## start

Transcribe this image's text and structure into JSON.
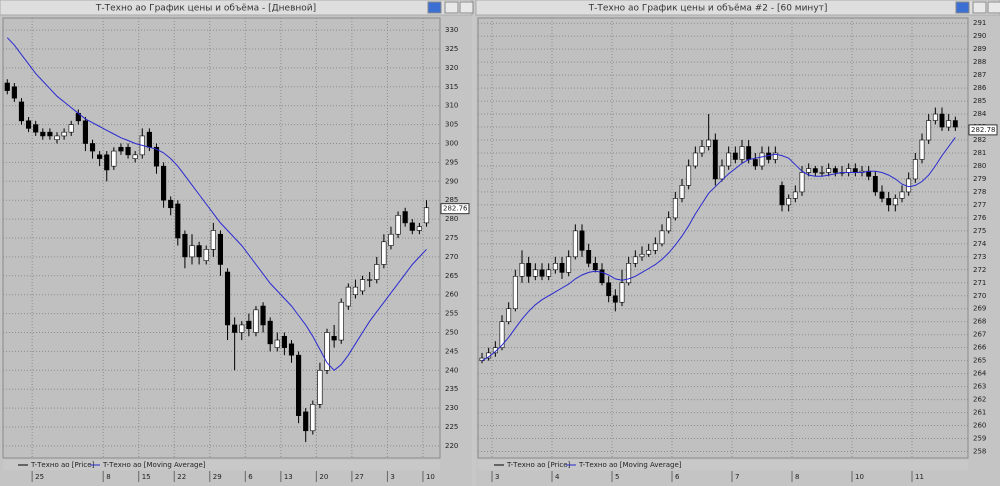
{
  "chart_data": [
    {
      "type": "candlestick",
      "title": "Т-Техно ао График цены и объёма - [Дневной]",
      "categories": [
        null,
        null,
        null,
        null,
        "25",
        null,
        null,
        null,
        null,
        null,
        null,
        null,
        null,
        null,
        "8",
        null,
        null,
        null,
        null,
        "15",
        null,
        null,
        null,
        null,
        "22",
        null,
        null,
        null,
        null,
        "29",
        null,
        null,
        null,
        null,
        "6",
        null,
        null,
        null,
        null,
        "13",
        null,
        null,
        null,
        null,
        "20",
        null,
        null,
        null,
        null,
        "27",
        null,
        null,
        null,
        null,
        "3",
        null,
        null,
        null,
        null,
        "10"
      ],
      "series": [
        {
          "name": "T-Техно ао [Price]",
          "color": "#000000",
          "open": [
            316,
            315,
            311,
            306,
            305,
            303,
            303,
            301,
            302,
            303,
            308,
            306,
            300,
            297,
            297,
            294,
            299,
            299,
            296,
            297,
            303,
            299,
            294,
            285,
            284,
            276,
            270,
            273,
            269,
            272,
            276,
            266,
            252,
            250,
            253,
            250,
            257,
            253,
            246,
            249,
            247,
            244,
            229,
            224,
            231,
            240,
            249,
            248,
            257,
            260,
            261,
            264,
            264,
            268,
            273,
            276,
            282,
            279,
            277,
            279
          ],
          "high": [
            317,
            316,
            312,
            307,
            306,
            304,
            304,
            303,
            304,
            306,
            309,
            307,
            301,
            298,
            298,
            299,
            300,
            300,
            298,
            304,
            304,
            300,
            295,
            286,
            285,
            277,
            276,
            274,
            273,
            279,
            277,
            267,
            254,
            253,
            255,
            257,
            258,
            254,
            250,
            250,
            248,
            245,
            230,
            232,
            242,
            251,
            252,
            259,
            263,
            264,
            265,
            266,
            270,
            276,
            278,
            282,
            283,
            280,
            279,
            285
          ],
          "low": [
            313,
            311,
            305,
            303,
            302,
            301,
            301,
            300,
            301,
            302,
            305,
            298,
            296,
            294,
            290,
            293,
            297,
            296,
            295,
            296,
            298,
            292,
            283,
            281,
            273,
            267,
            268,
            268,
            268,
            270,
            265,
            248,
            240,
            248,
            249,
            249,
            250,
            245,
            245,
            244,
            242,
            226,
            221,
            223,
            230,
            239,
            246,
            247,
            256,
            259,
            260,
            262,
            263,
            267,
            272,
            275,
            278,
            276,
            276,
            278
          ],
          "close": [
            314,
            312,
            306,
            304,
            303,
            302,
            302,
            302,
            303,
            305,
            306,
            300,
            298,
            296,
            293,
            298,
            298,
            297,
            297,
            302,
            299,
            294,
            285,
            283,
            275,
            270,
            273,
            270,
            272,
            277,
            268,
            252,
            250,
            252,
            251,
            256,
            252,
            247,
            248,
            246,
            244,
            228,
            224,
            231,
            240,
            250,
            248,
            258,
            262,
            262,
            264,
            264,
            268,
            274,
            276,
            281,
            279,
            277,
            278,
            283
          ]
        },
        {
          "name": "T-Техно ао [Moving Average]",
          "color": "#2a2ad0",
          "values": [
            328,
            326,
            323.5,
            321,
            318.5,
            316.5,
            314.5,
            312.5,
            311,
            309.5,
            308,
            306.5,
            305.5,
            304.5,
            303.5,
            302.5,
            301.5,
            300.8,
            300,
            299.5,
            299,
            298.5,
            297.5,
            296,
            294,
            291.5,
            289,
            286.5,
            284,
            281.5,
            279,
            277,
            275,
            273,
            270.5,
            268,
            265.5,
            263,
            261,
            259,
            257,
            254.5,
            252,
            249,
            245.5,
            242,
            240,
            241.5,
            244,
            247,
            250,
            253,
            255.5,
            258,
            260.5,
            263,
            265.5,
            268,
            270,
            272
          ]
        }
      ],
      "ylim": [
        216.8,
        333.2
      ],
      "yticks": [
        220,
        225,
        230,
        235,
        240,
        245,
        250,
        255,
        260,
        265,
        270,
        275,
        280,
        285,
        290,
        295,
        300,
        305,
        310,
        315,
        320,
        325,
        330
      ],
      "grid": true,
      "last_price": 282.76
    },
    {
      "type": "candlestick",
      "title": "Т-Техно ао График цены и объёма #2 - [60 минут]",
      "categories": [
        null,
        null,
        "3",
        null,
        null,
        null,
        null,
        null,
        null,
        null,
        null,
        "4",
        null,
        null,
        null,
        null,
        null,
        null,
        null,
        null,
        "5",
        null,
        null,
        null,
        null,
        null,
        null,
        null,
        null,
        "6",
        null,
        null,
        null,
        null,
        null,
        null,
        null,
        null,
        "7",
        null,
        null,
        null,
        null,
        null,
        null,
        null,
        null,
        "8",
        null,
        null,
        null,
        null,
        null,
        null,
        null,
        null,
        "10",
        null,
        null,
        null,
        null,
        null,
        null,
        null,
        null,
        "11",
        null,
        null,
        null,
        null,
        null,
        null
      ],
      "series": [
        {
          "name": "T-Техно ао [Price]",
          "color": "#000000",
          "open": [
            265,
            265.2,
            265.6,
            266,
            268,
            269,
            271.5,
            272.5,
            271.5,
            272,
            271.5,
            272,
            272.5,
            271.8,
            273,
            275,
            273.5,
            272.5,
            272,
            271,
            270,
            269.5,
            271,
            272.5,
            273,
            273.2,
            273.5,
            274,
            275,
            276,
            277.5,
            278.5,
            280,
            281,
            281.5,
            282,
            279,
            280,
            281,
            280.5,
            281.5,
            280.5,
            280,
            281,
            280.5,
            278.5,
            277,
            277.5,
            278,
            279.5,
            279.8,
            279.5,
            279.5,
            279.8,
            279.5,
            279.5,
            279.8,
            279.5,
            279.6,
            279.2,
            278,
            277.5,
            277,
            277.5,
            278,
            279,
            280.5,
            282,
            283.5,
            284,
            283,
            283.5
          ],
          "high": [
            265.6,
            266,
            266.5,
            268.5,
            269.5,
            272,
            273.5,
            273,
            272.5,
            272.5,
            272.5,
            273,
            273,
            273.5,
            275.5,
            275.5,
            274,
            273,
            272.5,
            271.5,
            270.5,
            272,
            273,
            273.5,
            273.8,
            274,
            274.5,
            275.5,
            276.5,
            278,
            279,
            280.5,
            281.5,
            282,
            284,
            282.5,
            280.5,
            281.5,
            281.5,
            282,
            282,
            281,
            281.5,
            281.5,
            281.5,
            278.8,
            277.8,
            278.5,
            280,
            280.2,
            280,
            280,
            280.2,
            280,
            280,
            280.2,
            280.2,
            280,
            280,
            279.6,
            278.5,
            278,
            277.8,
            278.5,
            279.5,
            281,
            282.5,
            284,
            284.5,
            284.5,
            284,
            283.8
          ],
          "low": [
            264.8,
            265,
            265.3,
            265.8,
            267.8,
            268.8,
            271,
            271,
            271.2,
            271.2,
            271.2,
            271.7,
            271.3,
            271.5,
            272.8,
            273,
            272.2,
            271.8,
            270.8,
            269.5,
            268.8,
            269.2,
            270.8,
            272.2,
            272.7,
            273,
            273.2,
            273.8,
            274.8,
            275.8,
            277.2,
            278.2,
            279.8,
            280.7,
            281.2,
            278.5,
            278.8,
            279.7,
            280.2,
            280.2,
            280.2,
            279.7,
            279.7,
            280.2,
            280.2,
            276.5,
            276.5,
            277.2,
            277.7,
            279.2,
            279.2,
            279.2,
            279.2,
            279.2,
            279.2,
            279.2,
            279.2,
            279.2,
            278.9,
            277.7,
            277.2,
            276.5,
            276.5,
            277.2,
            277.7,
            278.7,
            280.2,
            281.7,
            283.2,
            282.7,
            282.7,
            282.7
          ],
          "close": [
            265.2,
            265.6,
            266,
            268,
            269,
            271.5,
            272.5,
            271.5,
            272,
            271.5,
            272,
            272.5,
            271.8,
            273,
            275,
            273.5,
            272.5,
            272,
            271,
            270,
            269.5,
            271,
            272.5,
            273,
            273.2,
            273.5,
            274,
            275,
            276,
            277.5,
            278.5,
            280,
            281,
            281.5,
            282,
            279,
            280,
            281,
            280.5,
            281.5,
            280.5,
            280,
            281,
            280.5,
            281,
            277,
            277.5,
            278,
            279.5,
            279.8,
            279.5,
            279.5,
            279.8,
            279.5,
            279.5,
            279.8,
            279.5,
            279.6,
            279.2,
            278,
            277.5,
            277,
            277.5,
            278,
            279,
            280.5,
            282,
            283.5,
            284,
            283,
            283.5,
            283
          ]
        },
        {
          "name": "T-Техно ао [Moving Average]",
          "color": "#2a2ad0",
          "values": [
            265,
            265.3,
            265.7,
            266.2,
            266.8,
            267.5,
            268.2,
            268.8,
            269.3,
            269.7,
            270,
            270.3,
            270.6,
            270.9,
            271.3,
            271.6,
            271.8,
            271.9,
            271.8,
            271.6,
            271.3,
            271.2,
            271.3,
            271.5,
            271.8,
            272.1,
            272.4,
            272.8,
            273.3,
            273.9,
            274.6,
            275.4,
            276.3,
            277.1,
            277.9,
            278.4,
            278.9,
            279.4,
            279.8,
            280.2,
            280.5,
            280.6,
            280.7,
            280.8,
            280.9,
            280.8,
            280.6,
            280.1,
            279.6,
            279.3,
            279.2,
            279.2,
            279.3,
            279.4,
            279.5,
            279.5,
            279.5,
            279.5,
            279.6,
            279.6,
            279.5,
            279.3,
            279,
            278.6,
            278.4,
            278.5,
            278.8,
            279.3,
            280,
            280.8,
            281.5,
            282.2
          ]
        }
      ],
      "ylim": [
        257.5,
        291.4
      ],
      "yticks": [
        258,
        259,
        260,
        261,
        262,
        263,
        264,
        265,
        266,
        267,
        268,
        269,
        270,
        271,
        272,
        273,
        274,
        275,
        276,
        277,
        278,
        279,
        280,
        281,
        282,
        283,
        284,
        285,
        286,
        287,
        288,
        289,
        290,
        291
      ],
      "grid": true,
      "last_price": 282.78
    }
  ]
}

## end

_Goal_. Above are several records. Count the lines among them that contain "График" and give only the total.

_Written response_. 2